======== 数据行 ========

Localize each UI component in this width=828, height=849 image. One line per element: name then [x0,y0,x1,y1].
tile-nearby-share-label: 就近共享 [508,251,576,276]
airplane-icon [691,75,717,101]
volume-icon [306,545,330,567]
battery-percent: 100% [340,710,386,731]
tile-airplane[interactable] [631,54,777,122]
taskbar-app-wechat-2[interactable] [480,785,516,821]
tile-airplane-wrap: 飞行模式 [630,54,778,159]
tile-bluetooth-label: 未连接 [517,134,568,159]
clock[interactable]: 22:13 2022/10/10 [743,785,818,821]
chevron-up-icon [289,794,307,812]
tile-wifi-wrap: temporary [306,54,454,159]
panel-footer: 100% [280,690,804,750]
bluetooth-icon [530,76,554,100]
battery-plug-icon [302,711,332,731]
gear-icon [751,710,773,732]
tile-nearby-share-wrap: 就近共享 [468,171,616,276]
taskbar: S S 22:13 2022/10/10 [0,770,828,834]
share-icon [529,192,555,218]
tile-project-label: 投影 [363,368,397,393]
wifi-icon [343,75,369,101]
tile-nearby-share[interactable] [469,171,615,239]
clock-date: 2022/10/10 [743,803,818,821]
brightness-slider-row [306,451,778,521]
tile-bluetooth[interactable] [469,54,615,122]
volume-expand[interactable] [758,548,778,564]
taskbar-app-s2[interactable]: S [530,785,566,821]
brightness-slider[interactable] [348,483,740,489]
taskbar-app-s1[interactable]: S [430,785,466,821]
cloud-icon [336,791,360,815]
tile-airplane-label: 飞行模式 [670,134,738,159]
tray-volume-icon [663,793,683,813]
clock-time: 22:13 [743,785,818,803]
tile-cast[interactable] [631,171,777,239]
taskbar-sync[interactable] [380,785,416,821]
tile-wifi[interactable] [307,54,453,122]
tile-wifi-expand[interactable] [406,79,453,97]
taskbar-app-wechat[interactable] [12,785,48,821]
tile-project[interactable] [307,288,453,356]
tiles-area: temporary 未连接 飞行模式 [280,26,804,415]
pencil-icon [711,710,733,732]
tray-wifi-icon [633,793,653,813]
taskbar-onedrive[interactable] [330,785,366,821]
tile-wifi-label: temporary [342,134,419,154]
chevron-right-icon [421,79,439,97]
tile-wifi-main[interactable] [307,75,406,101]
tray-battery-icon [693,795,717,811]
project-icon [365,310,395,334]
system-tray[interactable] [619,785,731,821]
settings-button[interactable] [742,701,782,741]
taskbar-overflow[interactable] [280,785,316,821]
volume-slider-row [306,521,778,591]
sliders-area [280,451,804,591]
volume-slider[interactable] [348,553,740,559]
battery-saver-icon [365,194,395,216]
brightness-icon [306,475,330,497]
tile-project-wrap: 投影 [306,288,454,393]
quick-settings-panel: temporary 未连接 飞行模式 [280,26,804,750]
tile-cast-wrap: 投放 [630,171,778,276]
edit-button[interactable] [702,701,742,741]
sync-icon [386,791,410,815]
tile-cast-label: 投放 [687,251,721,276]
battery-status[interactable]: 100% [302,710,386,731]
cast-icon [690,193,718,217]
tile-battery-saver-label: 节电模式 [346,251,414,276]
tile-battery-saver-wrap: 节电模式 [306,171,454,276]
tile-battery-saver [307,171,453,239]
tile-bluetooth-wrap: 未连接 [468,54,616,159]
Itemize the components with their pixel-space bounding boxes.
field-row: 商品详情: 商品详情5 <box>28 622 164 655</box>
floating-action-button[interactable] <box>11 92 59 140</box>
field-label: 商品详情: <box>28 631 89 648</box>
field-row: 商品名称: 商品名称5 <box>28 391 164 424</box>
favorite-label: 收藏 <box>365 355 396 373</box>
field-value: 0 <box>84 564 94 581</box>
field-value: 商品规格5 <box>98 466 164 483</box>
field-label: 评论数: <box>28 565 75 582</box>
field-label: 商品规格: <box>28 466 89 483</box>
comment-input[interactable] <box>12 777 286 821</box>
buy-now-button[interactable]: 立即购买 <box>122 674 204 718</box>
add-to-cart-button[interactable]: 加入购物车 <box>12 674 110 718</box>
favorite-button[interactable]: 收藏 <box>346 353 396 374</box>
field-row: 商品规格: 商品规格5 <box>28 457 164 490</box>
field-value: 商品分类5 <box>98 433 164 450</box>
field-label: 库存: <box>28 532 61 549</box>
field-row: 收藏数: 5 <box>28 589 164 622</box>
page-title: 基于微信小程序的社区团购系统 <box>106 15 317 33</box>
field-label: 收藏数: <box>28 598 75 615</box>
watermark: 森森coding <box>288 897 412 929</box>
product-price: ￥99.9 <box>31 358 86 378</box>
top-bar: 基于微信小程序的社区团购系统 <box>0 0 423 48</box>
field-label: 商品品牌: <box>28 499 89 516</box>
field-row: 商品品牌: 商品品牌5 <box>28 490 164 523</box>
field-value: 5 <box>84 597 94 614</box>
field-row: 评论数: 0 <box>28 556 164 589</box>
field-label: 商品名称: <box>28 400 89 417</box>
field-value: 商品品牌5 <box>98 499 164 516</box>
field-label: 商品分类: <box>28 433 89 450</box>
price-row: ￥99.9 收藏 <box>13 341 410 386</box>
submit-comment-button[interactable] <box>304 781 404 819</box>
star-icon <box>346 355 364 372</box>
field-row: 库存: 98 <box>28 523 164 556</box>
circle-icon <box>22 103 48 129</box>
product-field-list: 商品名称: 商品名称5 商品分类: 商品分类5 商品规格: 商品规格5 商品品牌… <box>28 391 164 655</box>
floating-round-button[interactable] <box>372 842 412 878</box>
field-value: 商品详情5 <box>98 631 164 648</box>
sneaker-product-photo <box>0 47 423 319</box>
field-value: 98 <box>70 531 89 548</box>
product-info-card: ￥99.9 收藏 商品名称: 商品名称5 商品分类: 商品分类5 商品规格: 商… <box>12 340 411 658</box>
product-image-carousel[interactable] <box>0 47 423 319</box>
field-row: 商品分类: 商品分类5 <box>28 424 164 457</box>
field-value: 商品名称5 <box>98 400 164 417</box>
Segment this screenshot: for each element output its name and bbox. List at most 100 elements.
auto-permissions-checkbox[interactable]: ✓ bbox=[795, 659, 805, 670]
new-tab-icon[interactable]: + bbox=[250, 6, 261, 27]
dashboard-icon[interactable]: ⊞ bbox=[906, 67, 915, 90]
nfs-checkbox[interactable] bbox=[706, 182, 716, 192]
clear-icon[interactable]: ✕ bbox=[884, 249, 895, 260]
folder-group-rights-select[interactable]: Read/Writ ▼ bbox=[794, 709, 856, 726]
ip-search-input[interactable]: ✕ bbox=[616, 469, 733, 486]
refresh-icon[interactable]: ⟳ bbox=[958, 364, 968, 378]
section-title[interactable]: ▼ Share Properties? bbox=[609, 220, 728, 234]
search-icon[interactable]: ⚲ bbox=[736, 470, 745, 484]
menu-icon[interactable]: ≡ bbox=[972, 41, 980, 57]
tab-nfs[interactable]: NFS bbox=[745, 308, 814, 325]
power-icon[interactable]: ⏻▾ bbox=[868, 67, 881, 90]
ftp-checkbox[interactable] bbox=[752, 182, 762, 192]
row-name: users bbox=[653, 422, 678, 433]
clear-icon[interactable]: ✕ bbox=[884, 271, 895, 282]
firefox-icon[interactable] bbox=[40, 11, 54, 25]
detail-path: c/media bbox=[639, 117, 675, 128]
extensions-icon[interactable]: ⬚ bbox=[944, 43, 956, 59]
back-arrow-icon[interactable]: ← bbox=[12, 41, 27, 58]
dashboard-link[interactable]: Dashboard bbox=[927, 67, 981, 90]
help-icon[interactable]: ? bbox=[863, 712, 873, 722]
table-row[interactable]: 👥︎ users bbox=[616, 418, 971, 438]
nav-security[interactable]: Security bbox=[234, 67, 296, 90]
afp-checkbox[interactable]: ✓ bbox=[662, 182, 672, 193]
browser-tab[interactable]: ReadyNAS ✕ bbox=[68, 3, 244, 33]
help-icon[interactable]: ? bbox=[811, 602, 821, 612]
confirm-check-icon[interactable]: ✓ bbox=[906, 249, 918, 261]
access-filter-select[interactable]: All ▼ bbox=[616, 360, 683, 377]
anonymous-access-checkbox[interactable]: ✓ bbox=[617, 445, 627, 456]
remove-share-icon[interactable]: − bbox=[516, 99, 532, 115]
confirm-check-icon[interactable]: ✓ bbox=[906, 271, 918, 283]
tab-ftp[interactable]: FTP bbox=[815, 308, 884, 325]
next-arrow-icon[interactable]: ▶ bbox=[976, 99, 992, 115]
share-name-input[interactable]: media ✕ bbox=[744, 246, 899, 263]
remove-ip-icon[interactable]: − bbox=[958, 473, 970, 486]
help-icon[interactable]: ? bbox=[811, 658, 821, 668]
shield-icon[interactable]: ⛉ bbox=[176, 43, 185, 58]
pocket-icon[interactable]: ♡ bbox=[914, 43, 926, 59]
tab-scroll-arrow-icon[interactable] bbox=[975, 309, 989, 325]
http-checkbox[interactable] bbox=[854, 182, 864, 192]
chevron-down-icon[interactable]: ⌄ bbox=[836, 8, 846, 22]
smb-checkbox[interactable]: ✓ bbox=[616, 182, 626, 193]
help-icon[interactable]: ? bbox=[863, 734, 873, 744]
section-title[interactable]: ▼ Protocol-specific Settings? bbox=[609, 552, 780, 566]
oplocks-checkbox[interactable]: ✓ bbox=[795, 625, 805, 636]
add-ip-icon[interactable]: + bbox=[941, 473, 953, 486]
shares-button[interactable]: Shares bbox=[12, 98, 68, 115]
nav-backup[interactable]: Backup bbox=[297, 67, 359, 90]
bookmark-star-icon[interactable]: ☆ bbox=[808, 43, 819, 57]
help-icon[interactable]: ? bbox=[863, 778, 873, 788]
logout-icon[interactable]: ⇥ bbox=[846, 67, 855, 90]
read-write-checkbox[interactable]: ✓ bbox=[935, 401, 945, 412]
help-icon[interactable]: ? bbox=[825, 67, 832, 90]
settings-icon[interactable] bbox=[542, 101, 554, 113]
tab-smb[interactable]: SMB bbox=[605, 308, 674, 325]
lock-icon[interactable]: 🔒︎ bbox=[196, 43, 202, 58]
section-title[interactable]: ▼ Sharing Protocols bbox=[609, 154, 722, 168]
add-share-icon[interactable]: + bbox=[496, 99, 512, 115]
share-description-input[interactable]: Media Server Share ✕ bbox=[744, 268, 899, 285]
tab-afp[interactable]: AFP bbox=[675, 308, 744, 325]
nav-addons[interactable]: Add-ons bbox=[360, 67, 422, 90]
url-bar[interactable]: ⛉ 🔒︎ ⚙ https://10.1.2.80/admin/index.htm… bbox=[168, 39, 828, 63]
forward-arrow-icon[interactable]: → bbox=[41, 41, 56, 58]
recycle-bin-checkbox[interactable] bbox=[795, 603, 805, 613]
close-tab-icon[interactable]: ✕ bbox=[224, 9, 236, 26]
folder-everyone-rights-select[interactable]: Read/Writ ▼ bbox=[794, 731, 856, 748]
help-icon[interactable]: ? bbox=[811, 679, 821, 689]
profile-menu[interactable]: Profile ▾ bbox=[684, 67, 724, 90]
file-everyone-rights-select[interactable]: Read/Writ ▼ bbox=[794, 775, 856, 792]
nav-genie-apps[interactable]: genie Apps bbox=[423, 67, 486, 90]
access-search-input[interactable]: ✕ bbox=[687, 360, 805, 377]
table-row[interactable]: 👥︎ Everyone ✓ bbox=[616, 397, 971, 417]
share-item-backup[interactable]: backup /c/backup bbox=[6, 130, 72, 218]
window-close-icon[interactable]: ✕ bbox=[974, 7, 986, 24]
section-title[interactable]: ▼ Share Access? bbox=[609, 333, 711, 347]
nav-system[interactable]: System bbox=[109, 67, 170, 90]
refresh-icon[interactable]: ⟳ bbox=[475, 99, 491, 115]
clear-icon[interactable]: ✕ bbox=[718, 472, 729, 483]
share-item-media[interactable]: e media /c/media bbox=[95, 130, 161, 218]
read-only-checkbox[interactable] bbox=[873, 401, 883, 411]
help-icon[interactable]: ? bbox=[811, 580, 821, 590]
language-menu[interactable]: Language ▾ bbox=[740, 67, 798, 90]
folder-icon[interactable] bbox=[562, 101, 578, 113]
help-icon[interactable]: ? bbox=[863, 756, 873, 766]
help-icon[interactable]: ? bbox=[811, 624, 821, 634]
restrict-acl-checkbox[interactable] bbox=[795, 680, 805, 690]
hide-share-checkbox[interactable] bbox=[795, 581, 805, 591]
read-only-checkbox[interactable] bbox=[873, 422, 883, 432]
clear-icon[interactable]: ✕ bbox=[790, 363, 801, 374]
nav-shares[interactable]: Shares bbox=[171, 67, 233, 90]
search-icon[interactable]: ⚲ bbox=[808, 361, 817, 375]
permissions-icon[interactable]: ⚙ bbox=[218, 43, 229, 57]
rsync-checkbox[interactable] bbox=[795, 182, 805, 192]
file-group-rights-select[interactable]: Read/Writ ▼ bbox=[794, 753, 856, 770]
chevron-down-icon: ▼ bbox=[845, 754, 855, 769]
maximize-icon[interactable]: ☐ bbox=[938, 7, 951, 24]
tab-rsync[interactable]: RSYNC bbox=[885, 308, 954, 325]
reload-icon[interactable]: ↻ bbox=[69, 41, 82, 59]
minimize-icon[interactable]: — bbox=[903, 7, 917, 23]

========

### 任务说明
请从上面数据行的第一行开始，一直到包含“tile-wifi-wrap: temporary [306,54,454,159]”的那一行为止（首尾两行都算在内），把这些行整理成编号列表，空行不要列入。

### 任务输出
1. Localize each UI component in this width=828, height=849 image. One line per element: name then [x0,y0,x1,y1].
2. tile-nearby-share-label: 就近共享 [508,251,576,276]
3. airplane-icon [691,75,717,101]
4. volume-icon [306,545,330,567]
5. battery-percent: 100% [340,710,386,731]
6. tile-airplane[interactable] [631,54,777,122]
7. taskbar-app-wechat-2[interactable] [480,785,516,821]
8. tile-airplane-wrap: 飞行模式 [630,54,778,159]
9. tile-bluetooth-label: 未连接 [517,134,568,159]
10. clock[interactable]: 22:13 2022/10/10 [743,785,818,821]
11. chevron-up-icon [289,794,307,812]
12. tile-wifi-wrap: temporary [306,54,454,159]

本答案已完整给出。